Given records =

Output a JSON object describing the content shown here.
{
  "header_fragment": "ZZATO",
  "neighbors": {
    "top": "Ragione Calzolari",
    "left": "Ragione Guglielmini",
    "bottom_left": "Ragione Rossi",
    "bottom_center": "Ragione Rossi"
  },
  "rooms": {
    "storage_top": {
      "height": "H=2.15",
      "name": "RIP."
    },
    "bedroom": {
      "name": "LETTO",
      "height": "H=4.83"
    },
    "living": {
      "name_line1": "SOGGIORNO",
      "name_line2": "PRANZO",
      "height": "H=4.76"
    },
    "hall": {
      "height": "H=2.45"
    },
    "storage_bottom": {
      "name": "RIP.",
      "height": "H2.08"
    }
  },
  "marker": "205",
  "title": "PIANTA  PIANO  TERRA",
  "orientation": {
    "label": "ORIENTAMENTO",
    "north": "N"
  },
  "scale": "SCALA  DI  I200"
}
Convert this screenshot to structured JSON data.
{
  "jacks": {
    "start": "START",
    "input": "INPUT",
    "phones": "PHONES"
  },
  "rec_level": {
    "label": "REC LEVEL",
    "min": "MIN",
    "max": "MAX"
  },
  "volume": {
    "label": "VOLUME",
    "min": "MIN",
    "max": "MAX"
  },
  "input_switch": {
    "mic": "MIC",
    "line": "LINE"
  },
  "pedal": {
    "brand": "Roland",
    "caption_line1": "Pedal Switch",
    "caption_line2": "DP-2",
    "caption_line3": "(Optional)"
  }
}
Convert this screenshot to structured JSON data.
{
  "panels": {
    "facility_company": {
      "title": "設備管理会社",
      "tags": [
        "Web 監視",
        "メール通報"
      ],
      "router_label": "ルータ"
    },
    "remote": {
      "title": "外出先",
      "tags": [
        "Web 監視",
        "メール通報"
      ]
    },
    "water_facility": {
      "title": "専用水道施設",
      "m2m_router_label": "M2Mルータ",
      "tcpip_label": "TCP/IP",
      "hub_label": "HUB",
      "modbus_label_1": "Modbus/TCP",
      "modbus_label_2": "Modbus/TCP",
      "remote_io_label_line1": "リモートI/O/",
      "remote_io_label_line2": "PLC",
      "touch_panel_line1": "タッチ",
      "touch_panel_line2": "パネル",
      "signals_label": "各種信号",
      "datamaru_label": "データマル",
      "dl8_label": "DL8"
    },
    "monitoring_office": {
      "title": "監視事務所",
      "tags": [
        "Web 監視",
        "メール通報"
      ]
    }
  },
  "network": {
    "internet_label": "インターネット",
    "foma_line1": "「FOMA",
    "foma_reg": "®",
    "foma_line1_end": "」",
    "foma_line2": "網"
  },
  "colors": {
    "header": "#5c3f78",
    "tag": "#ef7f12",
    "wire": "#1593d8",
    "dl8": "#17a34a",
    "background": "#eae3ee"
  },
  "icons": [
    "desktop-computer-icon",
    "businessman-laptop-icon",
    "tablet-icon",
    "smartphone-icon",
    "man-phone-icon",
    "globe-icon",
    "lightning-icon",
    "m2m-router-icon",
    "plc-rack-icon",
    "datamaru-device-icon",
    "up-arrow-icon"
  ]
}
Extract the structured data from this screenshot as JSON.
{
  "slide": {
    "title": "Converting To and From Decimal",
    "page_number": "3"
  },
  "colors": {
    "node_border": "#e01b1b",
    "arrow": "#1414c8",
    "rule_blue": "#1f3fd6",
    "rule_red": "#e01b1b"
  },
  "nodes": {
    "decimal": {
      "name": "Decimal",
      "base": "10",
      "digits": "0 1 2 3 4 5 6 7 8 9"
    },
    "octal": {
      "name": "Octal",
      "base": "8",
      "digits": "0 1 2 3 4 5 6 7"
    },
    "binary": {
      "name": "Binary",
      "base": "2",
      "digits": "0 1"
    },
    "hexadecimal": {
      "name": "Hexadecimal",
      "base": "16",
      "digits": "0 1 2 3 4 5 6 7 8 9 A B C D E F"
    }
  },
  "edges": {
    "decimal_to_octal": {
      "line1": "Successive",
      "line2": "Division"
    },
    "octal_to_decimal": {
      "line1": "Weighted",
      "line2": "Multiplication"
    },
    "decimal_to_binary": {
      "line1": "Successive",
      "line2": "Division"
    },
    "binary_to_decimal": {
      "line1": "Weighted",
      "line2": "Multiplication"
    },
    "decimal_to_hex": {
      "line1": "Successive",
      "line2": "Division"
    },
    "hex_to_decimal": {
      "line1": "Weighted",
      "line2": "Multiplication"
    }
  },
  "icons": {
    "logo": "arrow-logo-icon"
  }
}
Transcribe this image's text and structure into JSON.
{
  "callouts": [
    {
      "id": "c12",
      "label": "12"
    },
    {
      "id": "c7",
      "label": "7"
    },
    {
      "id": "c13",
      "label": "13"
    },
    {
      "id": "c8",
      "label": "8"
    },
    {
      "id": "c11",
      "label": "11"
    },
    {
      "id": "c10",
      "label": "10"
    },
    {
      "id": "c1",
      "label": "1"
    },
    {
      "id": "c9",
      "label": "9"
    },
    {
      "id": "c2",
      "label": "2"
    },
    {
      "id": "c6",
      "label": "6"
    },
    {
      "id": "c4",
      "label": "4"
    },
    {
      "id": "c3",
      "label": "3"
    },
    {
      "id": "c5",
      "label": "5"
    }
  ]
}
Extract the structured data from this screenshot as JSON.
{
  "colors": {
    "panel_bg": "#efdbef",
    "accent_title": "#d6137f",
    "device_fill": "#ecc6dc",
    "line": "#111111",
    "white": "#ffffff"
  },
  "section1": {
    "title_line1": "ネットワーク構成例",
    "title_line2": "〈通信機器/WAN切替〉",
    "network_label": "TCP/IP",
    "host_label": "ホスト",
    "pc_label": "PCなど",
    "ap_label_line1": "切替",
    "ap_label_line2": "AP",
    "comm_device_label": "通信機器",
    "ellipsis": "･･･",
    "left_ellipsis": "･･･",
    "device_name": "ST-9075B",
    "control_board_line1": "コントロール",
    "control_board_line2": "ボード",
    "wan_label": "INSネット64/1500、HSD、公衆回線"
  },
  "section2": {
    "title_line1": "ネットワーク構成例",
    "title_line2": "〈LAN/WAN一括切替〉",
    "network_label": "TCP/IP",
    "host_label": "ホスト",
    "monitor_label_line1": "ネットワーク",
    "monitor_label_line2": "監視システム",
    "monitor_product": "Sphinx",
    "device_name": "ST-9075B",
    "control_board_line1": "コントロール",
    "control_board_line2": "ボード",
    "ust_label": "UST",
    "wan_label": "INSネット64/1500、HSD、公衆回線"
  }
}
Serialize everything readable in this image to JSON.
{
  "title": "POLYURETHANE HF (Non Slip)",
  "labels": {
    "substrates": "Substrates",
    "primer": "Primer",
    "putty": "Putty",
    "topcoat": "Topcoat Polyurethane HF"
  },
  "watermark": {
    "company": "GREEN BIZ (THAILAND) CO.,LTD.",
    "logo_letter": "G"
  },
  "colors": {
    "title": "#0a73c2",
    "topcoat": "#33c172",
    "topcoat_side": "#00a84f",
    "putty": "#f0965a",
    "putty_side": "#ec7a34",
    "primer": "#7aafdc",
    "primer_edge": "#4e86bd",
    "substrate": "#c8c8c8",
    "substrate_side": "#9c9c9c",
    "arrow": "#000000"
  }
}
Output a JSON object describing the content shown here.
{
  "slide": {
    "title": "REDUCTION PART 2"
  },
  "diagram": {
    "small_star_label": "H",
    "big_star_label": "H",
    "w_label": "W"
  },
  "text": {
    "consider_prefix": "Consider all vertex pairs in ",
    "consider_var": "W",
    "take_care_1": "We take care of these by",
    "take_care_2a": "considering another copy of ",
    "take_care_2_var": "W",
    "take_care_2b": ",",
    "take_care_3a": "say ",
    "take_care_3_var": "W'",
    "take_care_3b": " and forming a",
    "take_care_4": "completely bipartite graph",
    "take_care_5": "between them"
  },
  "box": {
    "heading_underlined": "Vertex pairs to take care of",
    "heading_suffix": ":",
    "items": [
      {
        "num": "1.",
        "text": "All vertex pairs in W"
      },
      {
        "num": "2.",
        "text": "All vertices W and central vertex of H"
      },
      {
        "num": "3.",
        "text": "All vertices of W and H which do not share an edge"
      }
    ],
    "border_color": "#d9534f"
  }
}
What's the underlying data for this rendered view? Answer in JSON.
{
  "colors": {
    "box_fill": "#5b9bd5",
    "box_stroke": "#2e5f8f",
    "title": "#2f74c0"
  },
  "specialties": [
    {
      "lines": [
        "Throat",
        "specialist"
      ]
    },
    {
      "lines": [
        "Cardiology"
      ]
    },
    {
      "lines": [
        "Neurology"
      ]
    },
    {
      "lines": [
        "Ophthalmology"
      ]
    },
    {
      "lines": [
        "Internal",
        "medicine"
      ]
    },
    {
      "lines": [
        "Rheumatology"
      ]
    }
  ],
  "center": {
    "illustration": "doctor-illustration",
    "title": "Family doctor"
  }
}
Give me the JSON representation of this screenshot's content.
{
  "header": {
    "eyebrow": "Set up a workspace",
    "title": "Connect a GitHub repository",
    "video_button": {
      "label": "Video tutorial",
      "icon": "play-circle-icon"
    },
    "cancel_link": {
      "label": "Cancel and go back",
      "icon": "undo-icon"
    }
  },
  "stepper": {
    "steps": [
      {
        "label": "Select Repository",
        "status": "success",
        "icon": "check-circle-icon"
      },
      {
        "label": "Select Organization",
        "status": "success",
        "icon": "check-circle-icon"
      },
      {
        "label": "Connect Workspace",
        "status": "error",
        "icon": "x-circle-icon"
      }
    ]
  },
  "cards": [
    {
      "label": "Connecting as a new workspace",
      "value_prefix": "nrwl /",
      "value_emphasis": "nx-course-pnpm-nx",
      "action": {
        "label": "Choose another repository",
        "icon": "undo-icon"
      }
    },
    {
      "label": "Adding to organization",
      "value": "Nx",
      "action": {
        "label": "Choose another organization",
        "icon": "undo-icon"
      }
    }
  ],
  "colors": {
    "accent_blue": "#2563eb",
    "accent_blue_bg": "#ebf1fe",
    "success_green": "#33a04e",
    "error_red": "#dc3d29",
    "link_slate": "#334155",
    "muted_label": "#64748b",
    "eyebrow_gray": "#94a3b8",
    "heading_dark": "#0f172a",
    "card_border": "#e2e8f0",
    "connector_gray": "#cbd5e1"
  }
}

What to produce = Reproduce each line holding the word "Choose".

Expected output =
        "label": "Choose another repository",
        "label": "Choose another organization",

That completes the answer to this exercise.